**Exercise**
Exactly reproduce each entry, leaving out nothing.

____ Information given

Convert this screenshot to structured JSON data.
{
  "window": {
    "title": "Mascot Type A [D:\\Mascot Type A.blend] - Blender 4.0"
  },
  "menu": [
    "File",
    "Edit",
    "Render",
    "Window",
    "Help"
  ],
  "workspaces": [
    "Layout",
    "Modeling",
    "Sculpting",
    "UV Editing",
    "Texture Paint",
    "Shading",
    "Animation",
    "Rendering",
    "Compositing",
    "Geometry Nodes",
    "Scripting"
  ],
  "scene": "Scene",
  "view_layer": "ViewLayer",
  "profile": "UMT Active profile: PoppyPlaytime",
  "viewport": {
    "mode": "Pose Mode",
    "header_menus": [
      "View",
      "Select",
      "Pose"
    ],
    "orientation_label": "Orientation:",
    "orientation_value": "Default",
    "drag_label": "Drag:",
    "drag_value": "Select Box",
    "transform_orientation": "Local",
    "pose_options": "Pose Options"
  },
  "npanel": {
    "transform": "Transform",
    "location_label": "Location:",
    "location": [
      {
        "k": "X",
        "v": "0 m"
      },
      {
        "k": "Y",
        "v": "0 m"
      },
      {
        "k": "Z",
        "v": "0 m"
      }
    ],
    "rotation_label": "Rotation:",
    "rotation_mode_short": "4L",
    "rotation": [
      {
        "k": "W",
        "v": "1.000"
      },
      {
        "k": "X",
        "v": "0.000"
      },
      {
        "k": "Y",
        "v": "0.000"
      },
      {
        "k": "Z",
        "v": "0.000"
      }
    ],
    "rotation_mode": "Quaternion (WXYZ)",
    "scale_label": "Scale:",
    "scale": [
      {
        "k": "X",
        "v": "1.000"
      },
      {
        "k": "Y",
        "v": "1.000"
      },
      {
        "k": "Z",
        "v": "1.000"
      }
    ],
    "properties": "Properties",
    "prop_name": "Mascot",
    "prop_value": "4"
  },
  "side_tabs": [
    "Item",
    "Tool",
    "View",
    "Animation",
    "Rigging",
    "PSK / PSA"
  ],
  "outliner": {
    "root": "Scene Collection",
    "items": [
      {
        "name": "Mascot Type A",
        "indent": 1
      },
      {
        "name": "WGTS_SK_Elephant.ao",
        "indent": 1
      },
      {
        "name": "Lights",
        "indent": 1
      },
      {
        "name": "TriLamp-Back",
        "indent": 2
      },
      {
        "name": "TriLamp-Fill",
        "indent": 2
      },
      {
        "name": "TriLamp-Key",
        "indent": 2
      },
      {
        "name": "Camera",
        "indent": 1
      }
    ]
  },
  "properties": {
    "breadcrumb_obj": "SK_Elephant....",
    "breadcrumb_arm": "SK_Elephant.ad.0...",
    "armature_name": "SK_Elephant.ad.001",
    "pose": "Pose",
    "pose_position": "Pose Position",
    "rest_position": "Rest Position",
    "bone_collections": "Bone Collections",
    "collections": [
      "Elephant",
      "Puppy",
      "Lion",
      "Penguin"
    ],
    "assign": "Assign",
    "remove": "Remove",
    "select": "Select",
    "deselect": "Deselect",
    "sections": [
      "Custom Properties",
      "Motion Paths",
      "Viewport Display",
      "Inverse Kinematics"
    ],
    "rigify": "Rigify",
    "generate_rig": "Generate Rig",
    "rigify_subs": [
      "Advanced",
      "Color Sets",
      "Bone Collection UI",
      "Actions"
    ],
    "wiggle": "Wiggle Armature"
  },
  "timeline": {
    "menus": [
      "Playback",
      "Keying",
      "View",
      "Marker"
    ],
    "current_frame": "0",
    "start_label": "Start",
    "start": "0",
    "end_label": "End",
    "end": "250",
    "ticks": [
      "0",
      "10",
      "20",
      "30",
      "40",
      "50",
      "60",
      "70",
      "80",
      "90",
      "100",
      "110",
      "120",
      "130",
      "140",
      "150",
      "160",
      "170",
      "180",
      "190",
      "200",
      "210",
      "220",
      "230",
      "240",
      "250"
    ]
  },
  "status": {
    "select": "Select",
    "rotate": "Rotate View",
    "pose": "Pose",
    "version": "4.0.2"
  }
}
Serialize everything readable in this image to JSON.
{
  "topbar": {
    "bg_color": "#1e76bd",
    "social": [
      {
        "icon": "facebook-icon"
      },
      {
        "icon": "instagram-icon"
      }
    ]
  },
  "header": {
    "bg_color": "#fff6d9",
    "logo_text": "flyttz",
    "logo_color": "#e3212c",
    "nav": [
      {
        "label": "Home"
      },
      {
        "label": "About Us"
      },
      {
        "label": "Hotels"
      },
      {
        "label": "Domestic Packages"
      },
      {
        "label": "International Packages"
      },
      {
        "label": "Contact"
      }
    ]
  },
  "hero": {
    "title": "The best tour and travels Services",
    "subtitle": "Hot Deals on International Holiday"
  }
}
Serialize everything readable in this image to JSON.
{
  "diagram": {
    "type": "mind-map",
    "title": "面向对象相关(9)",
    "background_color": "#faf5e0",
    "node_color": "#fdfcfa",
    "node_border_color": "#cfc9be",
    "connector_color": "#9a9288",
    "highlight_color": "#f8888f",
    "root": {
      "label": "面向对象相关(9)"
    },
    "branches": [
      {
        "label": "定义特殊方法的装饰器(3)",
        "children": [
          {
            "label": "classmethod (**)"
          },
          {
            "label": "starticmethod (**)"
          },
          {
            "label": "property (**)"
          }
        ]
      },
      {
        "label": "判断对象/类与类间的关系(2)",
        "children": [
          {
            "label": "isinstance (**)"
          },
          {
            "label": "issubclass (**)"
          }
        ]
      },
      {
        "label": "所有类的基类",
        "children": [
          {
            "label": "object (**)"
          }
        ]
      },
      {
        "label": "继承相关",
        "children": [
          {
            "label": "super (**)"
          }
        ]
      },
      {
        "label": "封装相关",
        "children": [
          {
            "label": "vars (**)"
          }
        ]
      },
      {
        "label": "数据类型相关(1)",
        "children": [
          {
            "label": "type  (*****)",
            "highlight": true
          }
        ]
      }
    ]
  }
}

________

**Exercise output**
Convert this screenshot to structured JSON data.
{
  "window": {
    "title": "Mascot Type A [D:\\Mascot Type A.blend] - Blender 4.0"
  },
  "menu": [
    "File",
    "Edit",
    "Render",
    "Window",
    "Help"
  ],
  "workspaces": [
    "Layout",
    "Modeling",
    "Sculpting",
    "UV Editing",
    "Texture Paint",
    "Shading",
    "Animation",
    "Rendering",
    "Compositing",
    "Geometry Nodes",
    "Scripting"
  ],
  "scene": "Scene",
  "view_layer": "ViewLayer",
  "profile": "UMT Active profile: PoppyPlaytime",
  "viewport": {
    "mode": "Pose Mode",
    "header_menus": [
      "View",
      "Select",
      "Pose"
    ],
    "orientation_label": "Orientation:",
    "orientation_value": "Default",
    "drag_label": "Drag:",
    "drag_value": "Select Box",
    "transform_orientation": "Local",
    "pose_options": "Pose Options"
  },
  "npanel": {
    "transform": "Transform",
    "location_label": "Location:",
    "location": [
      {
        "k": "X",
        "v": "0 m"
      },
      {
        "k": "Y",
        "v": "0 m"
      },
      {
        "k": "Z",
        "v": "0 m"
      }
    ],
    "rotation_label": "Rotation:",
    "rotation_mode_short": "4L",
    "rotation": [
      {
        "k": "W",
        "v": "1.000"
      },
      {
        "k": "X",
        "v": "0.000"
      },
      {
        "k": "Y",
        "v": "0.000"
      },
      {
        "k": "Z",
        "v": "0.000"
      }
    ],
    "rotation_mode": "Quaternion (WXYZ)",
    "scale_label": "Scale:",
    "scale": [
      {
        "k": "X",
        "v": "1.000"
      },
      {
        "k": "Y",
        "v": "1.000"
      },
      {
        "k": "Z",
        "v": "1.000"
      }
    ],
    "properties": "Properties",
    "prop_name": "Mascot",
    "prop_value": "4"
  },
  "side_tabs": [
    "Item",
    "Tool",
    "View",
    "Animation",
    "Rigging",
    "PSK / PSA"
  ],
  "outliner": {
    "root": "Scene Collection",
    "items": [
      {
        "name": "Mascot Type A",
        "indent": 1
      },
      {
        "name": "WGTS_SK_Elephant.ao",
        "indent": 1
      },
      {
        "name": "Lights",
        "indent": 1
      },
      {
        "name": "TriLamp-Back",
        "indent": 2
      },
      {
        "name": "TriLamp-Fill",
        "indent": 2
      },
      {
        "name": "TriLamp-Key",
        "indent": 2
      },
      {
        "name": "Camera",
        "indent": 1
      }
    ]
  },
  "properties": {
    "breadcrumb_obj": "SK_Elephant....",
    "breadcrumb_arm": "SK_Elephant.ad.0...",
    "armature_name": "SK_Elephant.ad.001",
    "pose": "Pose",
    "pose_position": "Pose Position",
    "rest_position": "Rest Position",
    "bone_collections": "Bone Collections",
    "collections": [
      "Elephant",
      "Puppy",
      "Lion",
      "Penguin"
    ],
    "assign": "Assign",
    "remove": "Remove",
    "select": "Select",
    "deselect": "Deselect",
    "sections": [
      "Custom Properties",
      "Motion Paths",
      "Viewport Display",
      "Inverse Kinematics"
    ],
    "rigify": "Rigify",
    "generate_rig": "Generate Rig",
    "rigify_subs": [
      "Advanced",
      "Color Sets",
      "Bone Collection UI",
      "Actions"
    ],
    "wiggle": "Wiggle Armature"
  },
  "timeline": {
    "menus": [
      "Playback",
      "Keying",
      "View",
      "Marker"
    ],
    "current_frame": "0",
    "start_label": "Start",
    "start": "0",
    "end_label": "End",
    "end": "250",
    "ticks": [
      "0",
      "10",
      "20",
      "30",
      "40",
      "50",
      "60",
      "70",
      "80",
      "90",
      "100",
      "110",
      "120",
      "130",
      "140",
      "150",
      "160",
      "170",
      "180",
      "190",
      "200",
      "210",
      "220",
      "230",
      "240",
      "250"
    ]
  },
  "status": {
    "select": "Select",
    "rotate": "Rotate View",
    "pose": "Pose",
    "version": "4.0.2"
  }
}
Serialize everything readable in this image to JSON.
{
  "topbar": {
    "bg_color": "#1e76bd",
    "social": [
      {
        "icon": "facebook-icon"
      },
      {
        "icon": "instagram-icon"
      }
    ]
  },
  "header": {
    "bg_color": "#fff6d9",
    "logo_text": "flyttz",
    "logo_color": "#e3212c",
    "nav": [
      {
        "label": "Home"
      },
      {
        "label": "About Us"
      },
      {
        "label": "Hotels"
      },
      {
        "label": "Domestic Packages"
      },
      {
        "label": "International Packages"
      },
      {
        "label": "Contact"
      }
    ]
  },
  "hero": {
    "title": "The best tour and travels Services",
    "subtitle": "Hot Deals on International Holiday"
  }
}
Serialize everything readable in this image to JSON.
{
  "diagram": {
    "type": "mind-map",
    "title": "面向对象相关(9)",
    "background_color": "#faf5e0",
    "node_color": "#fdfcfa",
    "node_border_color": "#cfc9be",
    "connector_color": "#9a9288",
    "highlight_color": "#f8888f",
    "root": {
      "label": "面向对象相关(9)"
    },
    "branches": [
      {
        "label": "定义特殊方法的装饰器(3)",
        "children": [
          {
            "label": "classmethod (**)"
          },
          {
            "label": "starticmethod (**)"
          },
          {
            "label": "property (**)"
          }
        ]
      },
      {
        "label": "判断对象/类与类间的关系(2)",
        "children": [
          {
            "label": "isinstance (**)"
          },
          {
            "label": "issubclass (**)"
          }
        ]
      },
      {
        "label": "所有类的基类",
        "children": [
          {
            "label": "object (**)"
          }
        ]
      },
      {
        "label": "继承相关",
        "children": [
          {
            "label": "super (**)"
          }
        ]
      },
      {
        "label": "封装相关",
        "children": [
          {
            "label": "vars (**)"
          }
        ]
      },
      {
        "label": "数据类型相关(1)",
        "children": [
          {
            "label": "type  (*****)",
            "highlight": true
          }
        ]
      }
    ]
  }
}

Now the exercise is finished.